# What is expected
Which lines hold the string "芯片市场规模"? Copy every one of them.

Excerpts from a figure dataset
----

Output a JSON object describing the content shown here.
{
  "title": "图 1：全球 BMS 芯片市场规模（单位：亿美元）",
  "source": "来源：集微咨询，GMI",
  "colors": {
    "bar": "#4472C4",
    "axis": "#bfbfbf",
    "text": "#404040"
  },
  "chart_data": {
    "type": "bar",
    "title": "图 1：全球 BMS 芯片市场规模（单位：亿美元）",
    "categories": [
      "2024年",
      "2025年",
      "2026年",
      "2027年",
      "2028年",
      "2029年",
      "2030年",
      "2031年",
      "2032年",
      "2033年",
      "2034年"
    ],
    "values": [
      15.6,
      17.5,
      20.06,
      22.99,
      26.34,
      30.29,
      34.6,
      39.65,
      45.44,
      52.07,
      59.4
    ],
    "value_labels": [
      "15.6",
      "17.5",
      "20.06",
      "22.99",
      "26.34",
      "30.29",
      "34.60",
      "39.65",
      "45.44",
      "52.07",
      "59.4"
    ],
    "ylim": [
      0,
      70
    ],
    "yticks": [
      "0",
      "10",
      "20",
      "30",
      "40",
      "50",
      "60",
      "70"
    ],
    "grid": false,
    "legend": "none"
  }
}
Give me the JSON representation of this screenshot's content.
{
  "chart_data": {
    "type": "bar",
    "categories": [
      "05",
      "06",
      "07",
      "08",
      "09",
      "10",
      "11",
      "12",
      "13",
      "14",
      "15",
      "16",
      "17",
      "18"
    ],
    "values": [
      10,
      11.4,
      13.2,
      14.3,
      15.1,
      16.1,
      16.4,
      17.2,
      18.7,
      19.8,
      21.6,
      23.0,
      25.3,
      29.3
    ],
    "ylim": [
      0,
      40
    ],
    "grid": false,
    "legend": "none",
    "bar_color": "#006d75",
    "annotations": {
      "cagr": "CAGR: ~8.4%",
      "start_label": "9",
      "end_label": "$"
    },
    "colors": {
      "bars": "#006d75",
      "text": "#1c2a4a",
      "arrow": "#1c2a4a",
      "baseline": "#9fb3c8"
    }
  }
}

----

# Complete answer
  "title": "图 1：全球 BMS 芯片市场规模（单位：亿美元）",
    "title": "图 1：全球 BMS 芯片市场规模（单位：亿美元）",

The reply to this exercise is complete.